* BEGIN RAW RECORDS *
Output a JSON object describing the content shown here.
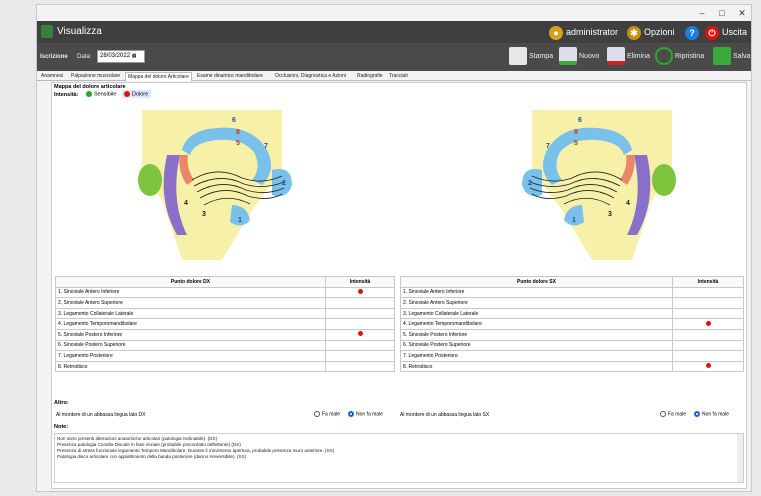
{
  "window": {
    "minimize": "–",
    "maximize": "□",
    "close": "✕"
  },
  "titlebar": {
    "title": "Visualizza",
    "user": "administrator",
    "options": "Opzioni",
    "help": "?",
    "exit": "Uscita"
  },
  "toolbar": {
    "date_label_left": "Iscrizione",
    "date_label": "Data:",
    "date_value": "28/03/2022",
    "print": "Stampa",
    "new": "Nuovo",
    "delete": "Elimina",
    "restore": "Ripristina",
    "save": "Salva"
  },
  "tabs": [
    "Anamnesi",
    "Palpazione muscolare",
    "Mappa del dolore Articolare",
    "Esame dinamico mandibolare",
    "Occlusioni, Diagnostica e Azioni",
    "Radiografie",
    "Tracciati"
  ],
  "active_tab": 2,
  "map": {
    "title": "Mappa del dolore articolare",
    "intensity_label": "Intensità:",
    "legend_sensitive": "Sensibile",
    "legend_pain": "Dolore",
    "colors": {
      "sensitive": "#22aa22",
      "pain": "#e01010"
    },
    "left_numbers": [
      "6",
      "8",
      "5",
      "7",
      "1",
      "2",
      "3",
      "4"
    ],
    "right_numbers": [
      "6",
      "8",
      "5",
      "7",
      "1",
      "2",
      "3",
      "4"
    ]
  },
  "table_dx": {
    "header_point": "Punto dolore DX",
    "header_intensity": "Intensità",
    "rows": [
      {
        "label": "1. Sinoviale Antero Inferiore",
        "pain": true
      },
      {
        "label": "2. Sinoviale Antero Superiore",
        "pain": false
      },
      {
        "label": "3. Legamento Collaterale Laterale",
        "pain": false
      },
      {
        "label": "4. Legamento Temporomandibolare",
        "pain": false
      },
      {
        "label": "5. Sinoviale Postero Inferiore",
        "pain": true
      },
      {
        "label": "6. Sinoviale Postero Superiore",
        "pain": false
      },
      {
        "label": "7. Legamento Posteriore",
        "pain": false
      },
      {
        "label": "8. Retrodisco",
        "pain": false
      }
    ]
  },
  "table_sx": {
    "header_point": "Punto dolore SX",
    "header_intensity": "Intensità",
    "rows": [
      {
        "label": "1. Sinoviale Antero Inferiore",
        "pain": false
      },
      {
        "label": "2. Sinoviale Antero Superiore",
        "pain": false
      },
      {
        "label": "3. Legamento Collaterale Laterale",
        "pain": false
      },
      {
        "label": "4. Legamento Temporomandibolare",
        "pain": true
      },
      {
        "label": "5. Sinoviale Postero Inferiore",
        "pain": false
      },
      {
        "label": "6. Sinoviale Postero Superiore",
        "pain": false
      },
      {
        "label": "7. Legamento Posteriore",
        "pain": false
      },
      {
        "label": "8. Retrodisco",
        "pain": true
      }
    ]
  },
  "altro": {
    "title": "Altro:",
    "q_dx": "Al mordere di un abbassa lingua lato DX",
    "q_sx": "Al mordere di un abbassa lingua lato SX",
    "opt_yes": "Fa male",
    "opt_no": "Non fa male",
    "dx_selected": "no",
    "sx_selected": "no"
  },
  "note": {
    "title": "Note:",
    "lines": [
      "Non sono presenti alterazioni anatomiche articolari (patologia reclinabile). (DX)",
      "Presenza patologia Condilo-Discale in fase iniziale (probabile precontatto deflettente) (DX)",
      "Presenza di stress funzionale legamento Temporo Mandibolare. Durante il movimento apertura, probabile presenza muro anteriore. (SX)",
      "Patologia disco articolare con appiattimento della banda posteriore (danno irreversibile). (SX)"
    ]
  }
}
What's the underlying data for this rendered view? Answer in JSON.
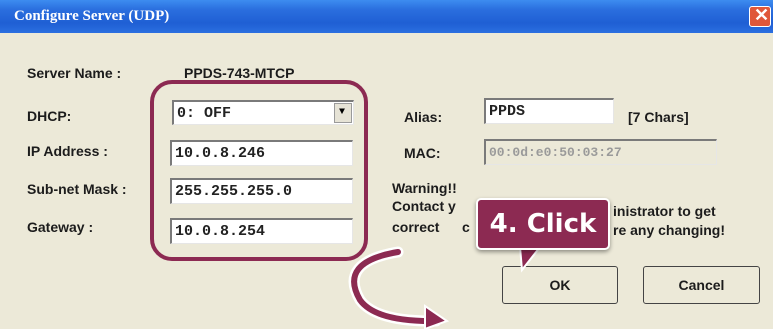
{
  "window": {
    "title": "Configure Server (UDP)",
    "close_glyph": "✕"
  },
  "server": {
    "label": "Server Name :",
    "value": "PPDS-743-MTCP"
  },
  "dhcp": {
    "label": "DHCP:",
    "value": "0: OFF",
    "arrow_glyph": "▼"
  },
  "ip": {
    "label": "IP Address :",
    "value": "10.0.8.246"
  },
  "subnet": {
    "label": "Sub-net Mask :",
    "value": "255.255.255.0"
  },
  "gateway": {
    "label": "Gateway :",
    "value": "10.0.8.254"
  },
  "alias": {
    "label": "Alias:",
    "value": "PPDS",
    "hint": "[7 Chars]"
  },
  "mac": {
    "label": "MAC:",
    "value": "00:0d:e0:50:03:27"
  },
  "warning": {
    "title": "Warning!!",
    "line1_a": "Contact y",
    "line1_b": "inistrator to get",
    "line2_a": "correct",
    "line2_b": "c",
    "line2_c": "re any changing!"
  },
  "buttons": {
    "ok": "OK",
    "cancel": "Cancel"
  },
  "annotation": {
    "step": "4. Click",
    "accent_color": "#8c2a52"
  }
}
* END RAW RECORDS *
### TASK REQUIREMENTS
Output each line exactly; omit every picture.

### FINAL RESULT
Output a JSON object describing the content shown here.
{
  "window": {
    "minimize": "–",
    "maximize": "□",
    "close": "✕"
  },
  "titlebar": {
    "title": "Visualizza",
    "user": "administrator",
    "options": "Opzioni",
    "help": "?",
    "exit": "Uscita"
  },
  "toolbar": {
    "date_label_left": "Iscrizione",
    "date_label": "Data:",
    "date_value": "28/03/2022",
    "print": "Stampa",
    "new": "Nuovo",
    "delete": "Elimina",
    "restore": "Ripristina",
    "save": "Salva"
  },
  "tabs": [
    "Anamnesi",
    "Palpazione muscolare",
    "Mappa del dolore Articolare",
    "Esame dinamico mandibolare",
    "Occlusioni, Diagnostica e Azioni",
    "Radiografie",
    "Tracciati"
  ],
  "active_tab": 2,
  "map": {
    "title": "Mappa del dolore articolare",
    "intensity_label": "Intensità:",
    "legend_sensitive": "Sensibile",
    "legend_pain": "Dolore",
    "colors": {
      "sensitive": "#22aa22",
      "pain": "#e01010"
    },
    "left_numbers": [
      "6",
      "8",
      "5",
      "7",
      "1",
      "2",
      "3",
      "4"
    ],
    "right_numbers": [
      "6",
      "8",
      "5",
      "7",
      "1",
      "2",
      "3",
      "4"
    ]
  },
  "table_dx": {
    "header_point": "Punto dolore DX",
    "header_intensity": "Intensità",
    "rows": [
      {
        "label": "1. Sinoviale Antero Inferiore",
        "pain": true
      },
      {
        "label": "2. Sinoviale Antero Superiore",
        "pain": false
      },
      {
        "label": "3. Legamento Collaterale Laterale",
        "pain": false
      },
      {
        "label": "4. Legamento Temporomandibolare",
        "pain": false
      },
      {
        "label": "5. Sinoviale Postero Inferiore",
        "pain": true
      },
      {
        "label": "6. Sinoviale Postero Superiore",
        "pain": false
      },
      {
        "label": "7. Legamento Posteriore",
        "pain": false
      },
      {
        "label": "8. Retrodisco",
        "pain": false
      }
    ]
  },
  "table_sx": {
    "header_point": "Punto dolore SX",
    "header_intensity": "Intensità",
    "rows": [
      {
        "label": "1. Sinoviale Antero Inferiore",
        "pain": false
      },
      {
        "label": "2. Sinoviale Antero Superiore",
        "pain": false
      },
      {
        "label": "3. Legamento Collaterale Laterale",
        "pain": false
      },
      {
        "label": "4. Legamento Temporomandibolare",
        "pain": true
      },
      {
        "label": "5. Sinoviale Postero Inferiore",
        "pain": false
      },
      {
        "label": "6. Sinoviale Postero Superiore",
        "pain": false
      },
      {
        "label": "7. Legamento Posteriore",
        "pain": false
      },
      {
        "label": "8. Retrodisco",
        "pain": true
      }
    ]
  },
  "altro": {
    "title": "Altro:",
    "q_dx": "Al mordere di un abbassa lingua lato DX",
    "q_sx": "Al mordere di un abbassa lingua lato SX",
    "opt_yes": "Fa male",
    "opt_no": "Non fa male",
    "dx_selected": "no",
    "sx_selected": "no"
  },
  "note": {
    "title": "Note:",
    "lines": [
      "Non sono presenti alterazioni anatomiche articolari (patologia reclinabile). (DX)",
      "Presenza patologia Condilo-Discale in fase iniziale (probabile precontatto deflettente) (DX)",
      "Presenza di stress funzionale legamento Temporo Mandibolare. Durante il movimento apertura, probabile presenza muro anteriore. (SX)",
      "Patologia disco articolare con appiattimento della banda posteriore (danno irreversibile). (SX)"
    ]
  }
}
What's the underlying data for this rendered view? Answer in JSON.
{
  "window": {
    "title": "Configure Server (UDP)",
    "close_glyph": "✕"
  },
  "server": {
    "label": "Server Name :",
    "value": "PPDS-743-MTCP"
  },
  "dhcp": {
    "label": "DHCP:",
    "value": "0: OFF",
    "arrow_glyph": "▼"
  },
  "ip": {
    "label": "IP Address :",
    "value": "10.0.8.246"
  },
  "subnet": {
    "label": "Sub-net Mask :",
    "value": "255.255.255.0"
  },
  "gateway": {
    "label": "Gateway :",
    "value": "10.0.8.254"
  },
  "alias": {
    "label": "Alias:",
    "value": "PPDS",
    "hint": "[7 Chars]"
  },
  "mac": {
    "label": "MAC:",
    "value": "00:0d:e0:50:03:27"
  },
  "warning": {
    "title": "Warning!!",
    "line1_a": "Contact y",
    "line1_b": "inistrator to get",
    "line2_a": "correct",
    "line2_b": "c",
    "line2_c": "re any changing!"
  },
  "buttons": {
    "ok": "OK",
    "cancel": "Cancel"
  },
  "annotation": {
    "step": "4. Click",
    "accent_color": "#8c2a52"
  }
}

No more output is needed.